WHAT THE TASK ASKS: Which lines hold the word "modelo"? Copy each of them from the material.

DATA TO USE:
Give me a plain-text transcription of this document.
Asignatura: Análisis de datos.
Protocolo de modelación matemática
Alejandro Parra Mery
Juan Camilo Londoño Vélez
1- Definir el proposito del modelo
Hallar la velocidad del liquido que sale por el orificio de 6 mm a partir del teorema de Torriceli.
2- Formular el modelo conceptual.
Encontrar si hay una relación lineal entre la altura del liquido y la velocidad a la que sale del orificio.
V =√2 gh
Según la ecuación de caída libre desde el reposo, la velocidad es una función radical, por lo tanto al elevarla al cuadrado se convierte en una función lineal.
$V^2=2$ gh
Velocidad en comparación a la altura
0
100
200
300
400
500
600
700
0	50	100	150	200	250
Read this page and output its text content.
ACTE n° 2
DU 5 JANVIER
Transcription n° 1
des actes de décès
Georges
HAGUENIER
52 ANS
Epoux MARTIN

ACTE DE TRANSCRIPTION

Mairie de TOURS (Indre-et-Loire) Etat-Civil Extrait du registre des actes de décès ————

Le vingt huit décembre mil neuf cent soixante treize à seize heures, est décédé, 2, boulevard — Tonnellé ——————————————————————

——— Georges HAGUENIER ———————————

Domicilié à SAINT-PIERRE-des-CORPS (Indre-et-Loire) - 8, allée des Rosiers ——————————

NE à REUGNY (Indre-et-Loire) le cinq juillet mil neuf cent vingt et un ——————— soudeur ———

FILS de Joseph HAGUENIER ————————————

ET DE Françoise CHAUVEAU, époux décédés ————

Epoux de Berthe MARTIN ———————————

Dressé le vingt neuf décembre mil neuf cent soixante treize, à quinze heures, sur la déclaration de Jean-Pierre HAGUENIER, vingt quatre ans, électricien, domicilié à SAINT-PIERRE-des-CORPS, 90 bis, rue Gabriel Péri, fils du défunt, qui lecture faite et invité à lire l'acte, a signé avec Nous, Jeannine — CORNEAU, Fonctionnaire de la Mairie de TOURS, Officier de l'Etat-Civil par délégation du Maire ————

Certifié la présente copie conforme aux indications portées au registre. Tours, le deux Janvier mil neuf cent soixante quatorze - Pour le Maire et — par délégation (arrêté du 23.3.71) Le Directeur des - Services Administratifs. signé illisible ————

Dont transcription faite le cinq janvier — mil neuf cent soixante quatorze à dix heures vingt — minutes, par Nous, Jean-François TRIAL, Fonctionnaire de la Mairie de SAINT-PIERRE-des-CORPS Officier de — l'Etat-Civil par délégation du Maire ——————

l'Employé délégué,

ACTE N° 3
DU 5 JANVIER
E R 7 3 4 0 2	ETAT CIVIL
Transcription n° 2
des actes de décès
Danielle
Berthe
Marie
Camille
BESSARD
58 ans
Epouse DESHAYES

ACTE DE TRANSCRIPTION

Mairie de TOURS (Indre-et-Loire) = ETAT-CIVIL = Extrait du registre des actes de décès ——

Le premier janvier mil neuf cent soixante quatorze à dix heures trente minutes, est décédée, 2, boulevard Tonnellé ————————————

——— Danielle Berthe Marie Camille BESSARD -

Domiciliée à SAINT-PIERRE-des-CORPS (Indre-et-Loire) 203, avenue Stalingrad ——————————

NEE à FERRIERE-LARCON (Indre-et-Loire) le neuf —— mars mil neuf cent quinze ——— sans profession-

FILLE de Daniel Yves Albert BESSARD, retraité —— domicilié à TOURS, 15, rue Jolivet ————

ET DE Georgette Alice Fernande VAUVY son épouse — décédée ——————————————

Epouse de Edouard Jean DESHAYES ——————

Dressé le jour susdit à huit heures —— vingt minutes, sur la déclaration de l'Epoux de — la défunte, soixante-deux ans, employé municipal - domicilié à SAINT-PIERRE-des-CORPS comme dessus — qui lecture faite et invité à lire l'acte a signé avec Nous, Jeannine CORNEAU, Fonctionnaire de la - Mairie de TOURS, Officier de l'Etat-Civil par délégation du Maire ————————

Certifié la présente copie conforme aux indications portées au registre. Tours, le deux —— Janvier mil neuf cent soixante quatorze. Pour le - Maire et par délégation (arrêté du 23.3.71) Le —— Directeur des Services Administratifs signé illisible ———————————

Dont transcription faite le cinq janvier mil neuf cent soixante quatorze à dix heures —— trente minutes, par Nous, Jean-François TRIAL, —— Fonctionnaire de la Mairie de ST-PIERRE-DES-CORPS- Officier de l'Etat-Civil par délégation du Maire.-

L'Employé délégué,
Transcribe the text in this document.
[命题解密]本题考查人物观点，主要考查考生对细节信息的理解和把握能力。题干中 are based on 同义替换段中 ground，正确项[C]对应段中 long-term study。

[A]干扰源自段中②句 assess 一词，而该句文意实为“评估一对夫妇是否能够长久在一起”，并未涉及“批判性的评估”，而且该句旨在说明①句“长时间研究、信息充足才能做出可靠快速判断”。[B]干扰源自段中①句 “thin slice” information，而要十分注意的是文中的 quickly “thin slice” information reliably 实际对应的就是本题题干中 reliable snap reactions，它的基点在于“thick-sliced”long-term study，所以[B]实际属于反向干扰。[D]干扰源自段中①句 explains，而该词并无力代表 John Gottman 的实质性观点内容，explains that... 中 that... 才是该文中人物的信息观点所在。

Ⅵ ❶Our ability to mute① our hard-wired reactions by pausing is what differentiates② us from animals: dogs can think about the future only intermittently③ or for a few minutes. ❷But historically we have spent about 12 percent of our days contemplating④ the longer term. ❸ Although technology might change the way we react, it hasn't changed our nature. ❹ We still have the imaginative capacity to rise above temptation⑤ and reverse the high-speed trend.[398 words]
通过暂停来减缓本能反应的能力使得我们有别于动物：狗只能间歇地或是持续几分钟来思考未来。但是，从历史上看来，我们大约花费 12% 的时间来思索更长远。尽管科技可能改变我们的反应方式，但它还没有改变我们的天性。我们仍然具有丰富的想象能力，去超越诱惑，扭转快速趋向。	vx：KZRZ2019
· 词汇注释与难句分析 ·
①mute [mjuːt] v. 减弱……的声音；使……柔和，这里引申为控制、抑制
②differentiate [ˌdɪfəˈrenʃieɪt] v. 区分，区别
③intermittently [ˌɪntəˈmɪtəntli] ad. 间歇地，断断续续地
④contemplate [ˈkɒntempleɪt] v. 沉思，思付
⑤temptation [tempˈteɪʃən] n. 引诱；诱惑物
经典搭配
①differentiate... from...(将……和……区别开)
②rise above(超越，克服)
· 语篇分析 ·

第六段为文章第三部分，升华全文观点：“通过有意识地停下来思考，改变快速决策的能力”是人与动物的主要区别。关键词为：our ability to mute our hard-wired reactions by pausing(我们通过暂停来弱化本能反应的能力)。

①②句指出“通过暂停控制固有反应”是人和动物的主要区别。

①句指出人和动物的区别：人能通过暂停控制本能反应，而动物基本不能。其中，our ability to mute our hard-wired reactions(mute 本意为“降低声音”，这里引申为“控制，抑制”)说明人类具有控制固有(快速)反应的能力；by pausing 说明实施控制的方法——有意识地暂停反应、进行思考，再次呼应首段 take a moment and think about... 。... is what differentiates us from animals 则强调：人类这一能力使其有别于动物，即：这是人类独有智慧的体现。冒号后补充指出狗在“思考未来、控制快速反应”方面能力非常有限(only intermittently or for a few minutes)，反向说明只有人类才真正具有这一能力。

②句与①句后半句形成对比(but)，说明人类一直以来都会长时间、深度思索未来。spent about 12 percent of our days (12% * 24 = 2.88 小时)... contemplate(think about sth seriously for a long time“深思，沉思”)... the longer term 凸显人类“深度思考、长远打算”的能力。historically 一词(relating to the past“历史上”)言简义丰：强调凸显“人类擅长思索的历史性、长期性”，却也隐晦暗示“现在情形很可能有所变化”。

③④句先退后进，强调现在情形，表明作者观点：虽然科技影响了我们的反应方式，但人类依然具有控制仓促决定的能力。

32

FINAL RESULT:
1- Definir el proposito del modelo
2- Formular el modelo conceptual.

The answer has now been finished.